(Records from a data collection)
— START —
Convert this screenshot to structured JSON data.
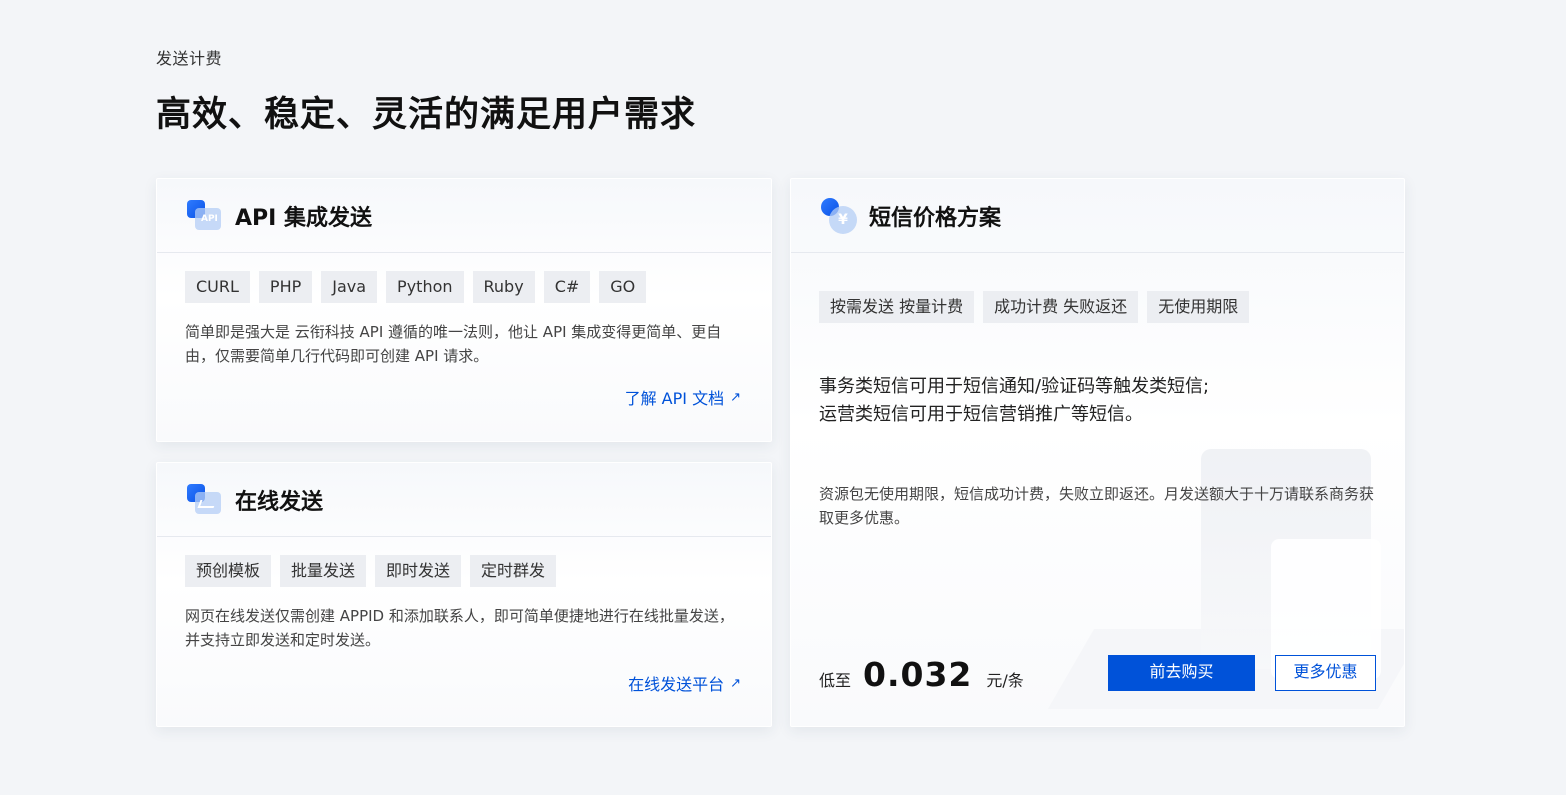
{
  "header": {
    "kicker": "发送计费",
    "title": "高效、稳定、灵活的满足用户需求"
  },
  "api_card": {
    "icon": "api-icon",
    "icon_text": "API",
    "title": "API 集成发送",
    "tags": [
      "CURL",
      "PHP",
      "Java",
      "Python",
      "Ruby",
      "C#",
      "GO"
    ],
    "desc": "简单即是强大是 云衔科技 API 遵循的唯一法则，他让 API 集成变得更简单、更自由，仅需要简单几行代码即可创建 API 请求。",
    "link": "了解 API 文档",
    "link_icon": "↗"
  },
  "online_card": {
    "icon": "online-send-icon",
    "title": "在线发送",
    "tags": [
      "预创模板",
      "批量发送",
      "即时发送",
      "定时群发"
    ],
    "desc": "网页在线发送仅需创建 APPID 和添加联系人，即可简单便捷地进行在线批量发送，并支持立即发送和定时发送。",
    "link": "在线发送平台",
    "link_icon": "↗"
  },
  "price_card": {
    "icon": "price-icon",
    "icon_text": "¥",
    "title": "短信价格方案",
    "tags": [
      "按需发送 按量计费",
      "成功计费 失败返还",
      "无使用期限"
    ],
    "main_line1": "事务类短信可用于短信通知/验证码等触发类短信;",
    "main_line2": "运营类短信可用于短信营销推广等短信。",
    "note": "资源包无使用期限，短信成功计费，失败立即返还。月发送额大于十万请联系商务获取更多优惠。",
    "price_prefix": "低至",
    "price_value": "0.032",
    "price_unit": "元/条",
    "buy_label": "前去购买",
    "more_label": "更多优惠"
  },
  "colors": {
    "accent": "#0052d9",
    "background": "#f3f5f8",
    "tag_bg": "#eceef2"
  }
}
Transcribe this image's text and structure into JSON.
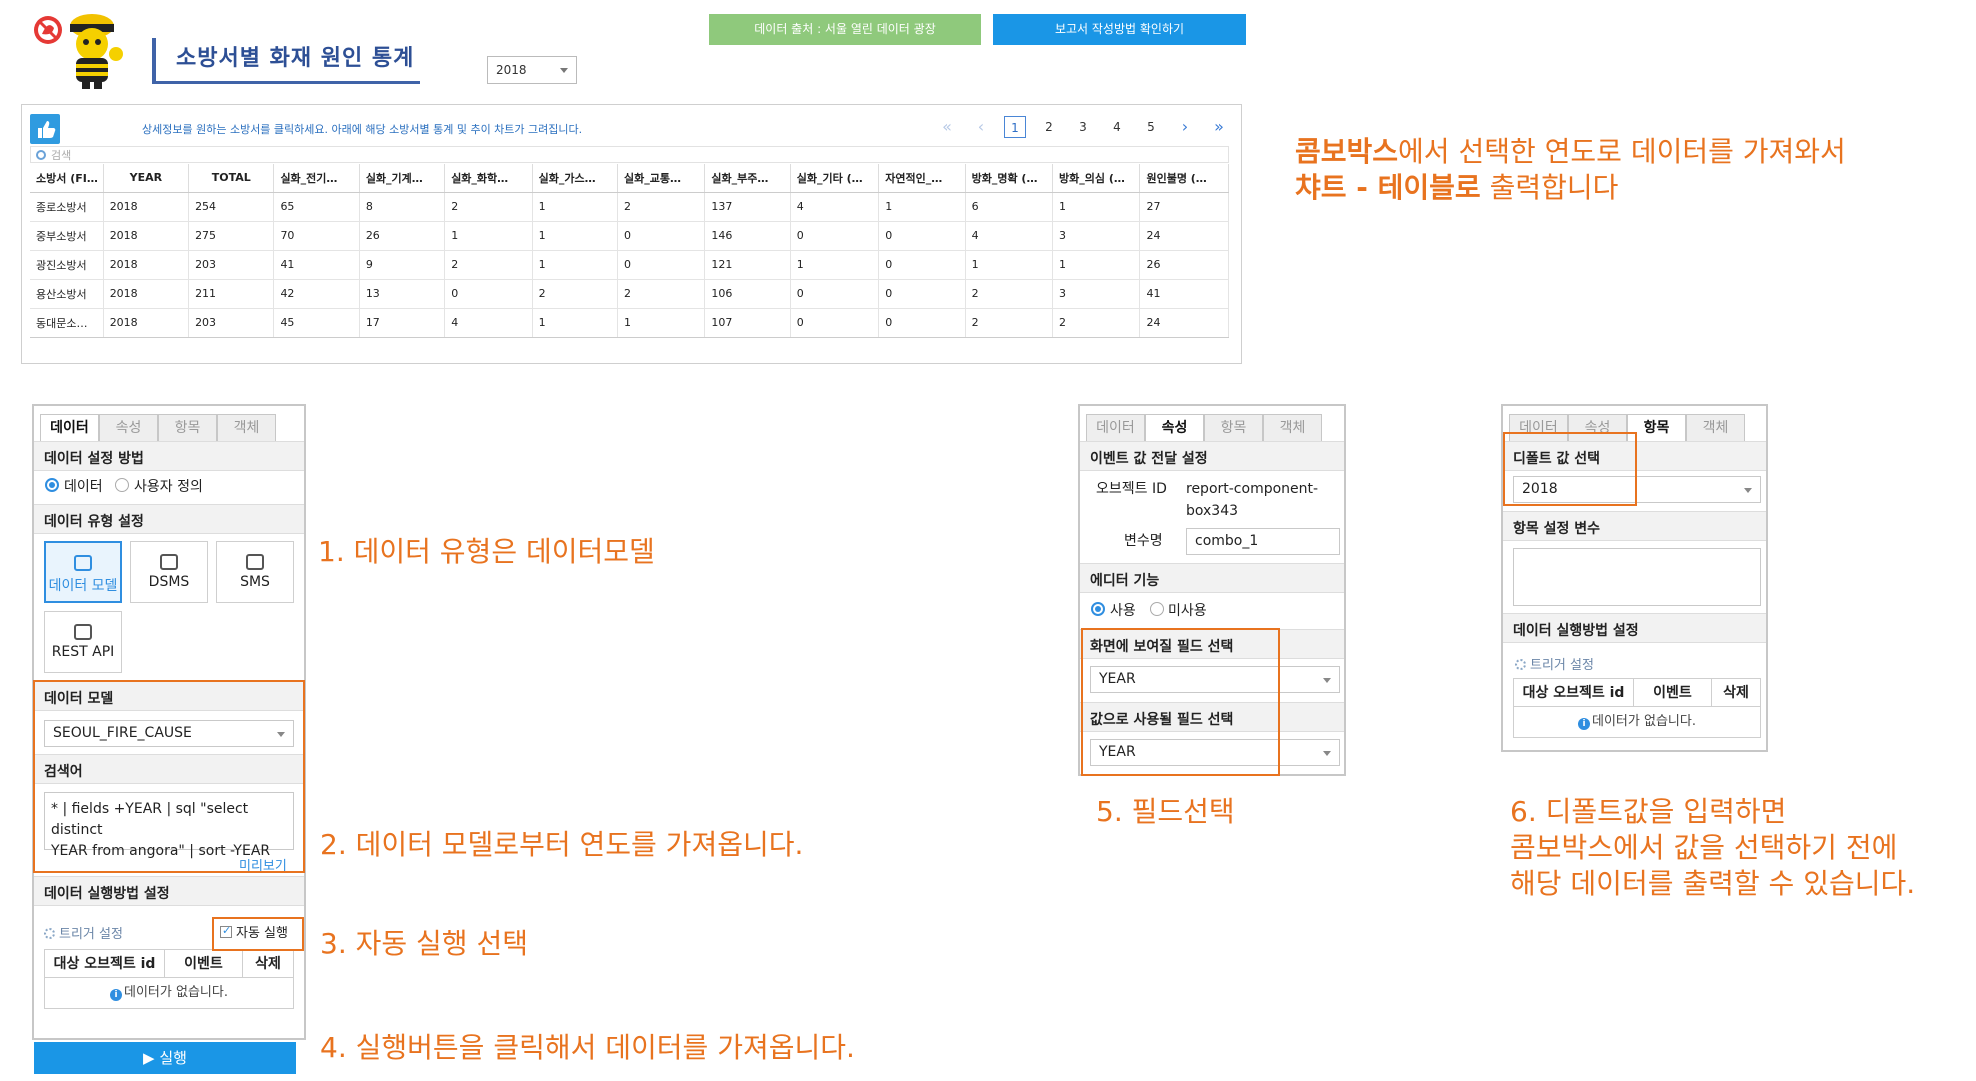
{
  "header": {
    "title": "소방서별 화재 원인 통계",
    "year_select": "2018",
    "source_button": "데이터 출처 : 서울 열린 데이터 광장",
    "report_button": "보고서 작성방법 확인하기"
  },
  "table_panel": {
    "info_text": "상세정보를 원하는 소방서를 클릭하세요. 아래에 해당 소방서별 통계 및 추이 차트가 그려집니다.",
    "search_placeholder": "검색",
    "pager": {
      "first": "«",
      "prev": "‹",
      "pages": [
        "1",
        "2",
        "3",
        "4",
        "5"
      ],
      "current": "1",
      "next": "›",
      "last": "»"
    },
    "columns": [
      "소방서 (FI…",
      "YEAR",
      "TOTAL",
      "실화_전기…",
      "실화_기계…",
      "실화_화학…",
      "실화_가스…",
      "실화_교통…",
      "실화_부주…",
      "실화_기타 (…",
      "자연적인_…",
      "방화_명확 (…",
      "방화_의심 (…",
      "원인불명 (…"
    ],
    "rows": [
      [
        "종로소방서",
        "2018",
        "254",
        "65",
        "8",
        "2",
        "1",
        "2",
        "137",
        "4",
        "1",
        "6",
        "1",
        "27"
      ],
      [
        "중부소방서",
        "2018",
        "275",
        "70",
        "26",
        "1",
        "1",
        "0",
        "146",
        "0",
        "0",
        "4",
        "3",
        "24"
      ],
      [
        "광진소방서",
        "2018",
        "203",
        "41",
        "9",
        "2",
        "1",
        "0",
        "121",
        "1",
        "0",
        "1",
        "1",
        "26"
      ],
      [
        "용산소방서",
        "2018",
        "211",
        "42",
        "13",
        "0",
        "2",
        "2",
        "106",
        "0",
        "0",
        "2",
        "3",
        "41"
      ],
      [
        "동대문소…",
        "2018",
        "203",
        "45",
        "17",
        "4",
        "1",
        "1",
        "107",
        "0",
        "0",
        "2",
        "2",
        "24"
      ]
    ]
  },
  "note": {
    "line1_bold": "콤보박스",
    "line1_rest": "에서 선택한 연도로 데이터를 가져와서",
    "line2_bold": "챠트 - 테이블로",
    "line2_rest": " 출력합니다"
  },
  "data_panel": {
    "tabs": [
      "데이터",
      "속성",
      "항목",
      "객체"
    ],
    "sec_method": "데이터 설정 방법",
    "radio_data": "데이터",
    "radio_custom": "사용자 정의",
    "sec_type": "데이터 유형 설정",
    "tiles": [
      "데이터 모델",
      "DSMS",
      "SMS",
      "REST API"
    ],
    "sec_model": "데이터 모델",
    "model_value": "SEOUL_FIRE_CAUSE",
    "sec_search": "검색어",
    "search_line1": "* | fields +YEAR | sql \"select distinct",
    "search_line2": "YEAR from angora\" | sort -YEAR",
    "preview": "미리보기",
    "sec_exec": "데이터 실행방법 설정",
    "trigger": "트리거 설정",
    "auto_run": "자동 실행",
    "table_headers": [
      "대상 오브젝트 id",
      "이벤트",
      "삭제"
    ],
    "empty": "데이터가 없습니다.",
    "run_button": "▶ 실행"
  },
  "prop_panel": {
    "tabs": [
      "데이터",
      "속성",
      "항목",
      "객체"
    ],
    "sec_event": "이벤트 값 전달 설정",
    "object_id_label": "오브젝트 ID",
    "object_id_line1": "report-component-",
    "object_id_line2": "box343",
    "var_label": "변수명",
    "var_value": "combo_1",
    "sec_editor": "에디터 기능",
    "use": "사용",
    "unuse": "미사용",
    "sec_display": "화면에 보여질 필드 선택",
    "display_value": "YEAR",
    "sec_value": "값으로 사용될 필드 선택",
    "value_value": "YEAR"
  },
  "item_panel": {
    "tabs": [
      "데이터",
      "속성",
      "항목",
      "객체"
    ],
    "sec_default": "디폴트 값 선택",
    "default_value": "2018",
    "sec_itemvar": "항목 설정 변수",
    "sec_exec": "데이터 실행방법 설정",
    "trigger": "트리거 설정",
    "table_headers": [
      "대상 오브젝트 id",
      "이벤트",
      "삭제"
    ],
    "empty": "데이터가 없습니다."
  },
  "steps": {
    "s1": "1. 데이터 유형은 데이터모델",
    "s2": "2. 데이터 모델로부터 연도를 가져옵니다.",
    "s3": "3. 자동 실행 선택",
    "s4": "4. 실행버튼을 클릭해서 데이터를 가져옵니다.",
    "s5": "5. 필드선택",
    "s6_1": "6. 디폴트값을 입력하면",
    "s6_2": "콤보박스에서 값을 선택하기 전에",
    "s6_3": "해당 데이터를 출력할 수 있습니다."
  },
  "colors": {
    "accent": "#e8731f",
    "blue": "#1a96e6",
    "green": "#8fc97c",
    "title": "#2d4f95"
  }
}
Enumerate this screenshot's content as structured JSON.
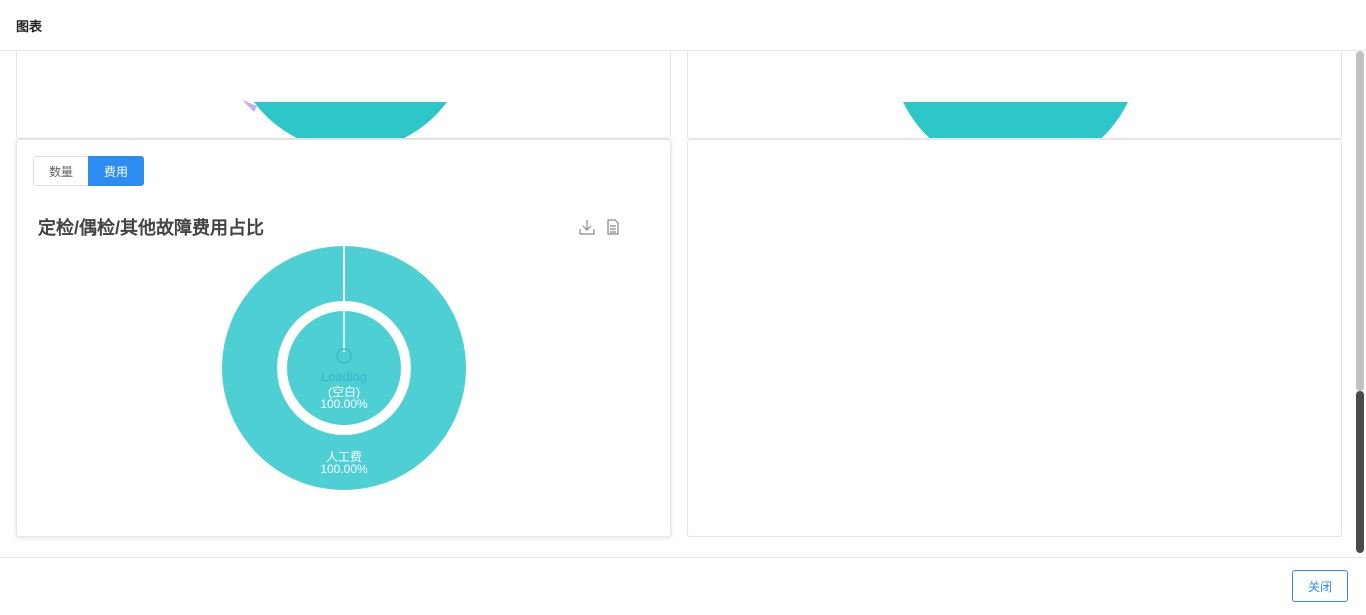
{
  "dialog": {
    "title": "图表",
    "close_label": "关闭"
  },
  "top_panels": {
    "left_accent_color": "#2ec7c9",
    "left_slice_color": "#b6a2de",
    "right_accent_color": "#2ec7c9"
  },
  "chart_panel": {
    "segmented": [
      "数量",
      "费用"
    ],
    "selected": "费用",
    "title": "定检/偶检/其他故障费用占比",
    "tools": [
      "download-icon",
      "data-view-icon"
    ]
  },
  "chart_data": {
    "type": "pie",
    "title": "定检/偶检/其他故障费用占比",
    "rings": [
      {
        "name": "outer",
        "slices": [
          {
            "label": "人工费",
            "percent": "100.00%",
            "value": 100,
            "color": "#4ecfd4"
          }
        ]
      },
      {
        "name": "inner",
        "slices": [
          {
            "label": "(空白)",
            "percent": "100.00%",
            "value": 100,
            "color": "#4ecfd4"
          }
        ]
      }
    ],
    "loading_text": "Loading"
  }
}
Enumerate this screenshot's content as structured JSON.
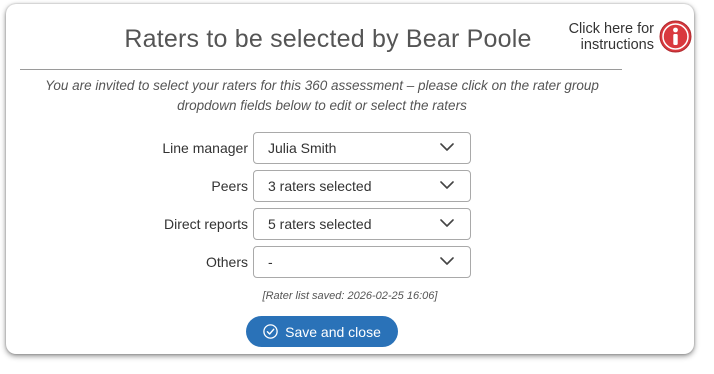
{
  "dialog": {
    "title": "Raters to be selected by Bear Poole",
    "help": {
      "line1": "Click here for",
      "line2": "instructions",
      "icon": "info-icon",
      "icon_color": "#d9393e"
    },
    "intro": "You are invited to select your raters for this 360 assessment – please click on the rater group dropdown fields below to edit or select the raters",
    "rows": [
      {
        "label": "Line manager",
        "value": "Julia Smith"
      },
      {
        "label": "Peers",
        "value": "3 raters selected"
      },
      {
        "label": "Direct reports",
        "value": "5 raters selected"
      },
      {
        "label": "Others",
        "value": "-"
      }
    ],
    "saved_note": "[Rater list saved: 2026-02-25 16:06]",
    "save_button": {
      "label": "Save and close",
      "icon": "check-circle-icon",
      "color": "#2a72b8"
    }
  }
}
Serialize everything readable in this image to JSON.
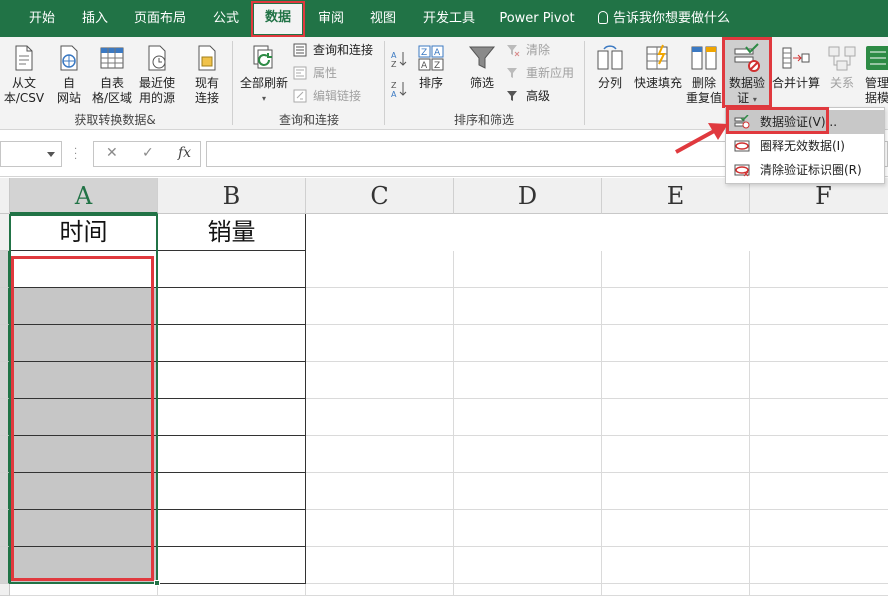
{
  "tabs": [
    {
      "label": "开始",
      "active": false
    },
    {
      "label": "插入",
      "active": false
    },
    {
      "label": "页面布局",
      "active": false
    },
    {
      "label": "公式",
      "active": false
    },
    {
      "label": "数据",
      "active": true
    },
    {
      "label": "审阅",
      "active": false
    },
    {
      "label": "视图",
      "active": false
    },
    {
      "label": "开发工具",
      "active": false
    },
    {
      "label": "Power Pivot",
      "active": false
    }
  ],
  "tell_me": "告诉我你想要做什么",
  "ribbon": {
    "get_data": {
      "from_text": "从文\n本/CSV",
      "from_web": "自\n网站",
      "from_table": "自表\n格/区域",
      "recent_sources": "最近使\n用的源",
      "existing": "现有\n连接",
      "group_label": "获取转换数据&"
    },
    "queries": {
      "refresh_all": "全部刷新",
      "queries_connections": "查询和连接",
      "properties": "属性",
      "edit_links": "编辑链接",
      "group_label": "查询和连接"
    },
    "sort_filter": {
      "sort": "排序",
      "filter": "筛选",
      "clear": "清除",
      "reapply": "重新应用",
      "advanced": "高级",
      "group_label": "排序和筛选"
    },
    "data_tools": {
      "text_to_columns": "分列",
      "flash_fill": "快速填充",
      "remove_duplicates": "删除\n重复值",
      "data_validation": "数据验\n证",
      "consolidate": "合并计算",
      "relationships": "关系",
      "manage_model": "管理\n据模"
    }
  },
  "dropdown": {
    "items": [
      {
        "label": "数据验证(V)...",
        "highlighted": true
      },
      {
        "label": "圈释无效数据(I)",
        "highlighted": false
      },
      {
        "label": "清除验证标识圈(R)",
        "highlighted": false
      }
    ]
  },
  "formula_bar": {
    "fx": "fx",
    "cancel": "✕",
    "enter": "✓"
  },
  "sheet": {
    "columns": [
      "A",
      "B",
      "C",
      "D",
      "E",
      "F"
    ],
    "header_row": {
      "A": "时间",
      "B": "销量"
    }
  },
  "colors": {
    "brand": "#217346",
    "highlight_red": "#e0393e",
    "selection_fill": "#c6c6c6"
  }
}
— END —
What this task involves ->
Return, from the data, each line that has the word "JSON" in it.

Answer to this exercise ->
Convert this screenshot to structured JSON data.
Transcribe this image's text and structure into JSON.
Enumerate this screenshot's content as structured JSON.
Enumerate this screenshot's content as structured JSON.
Serialize everything readable in this image to JSON.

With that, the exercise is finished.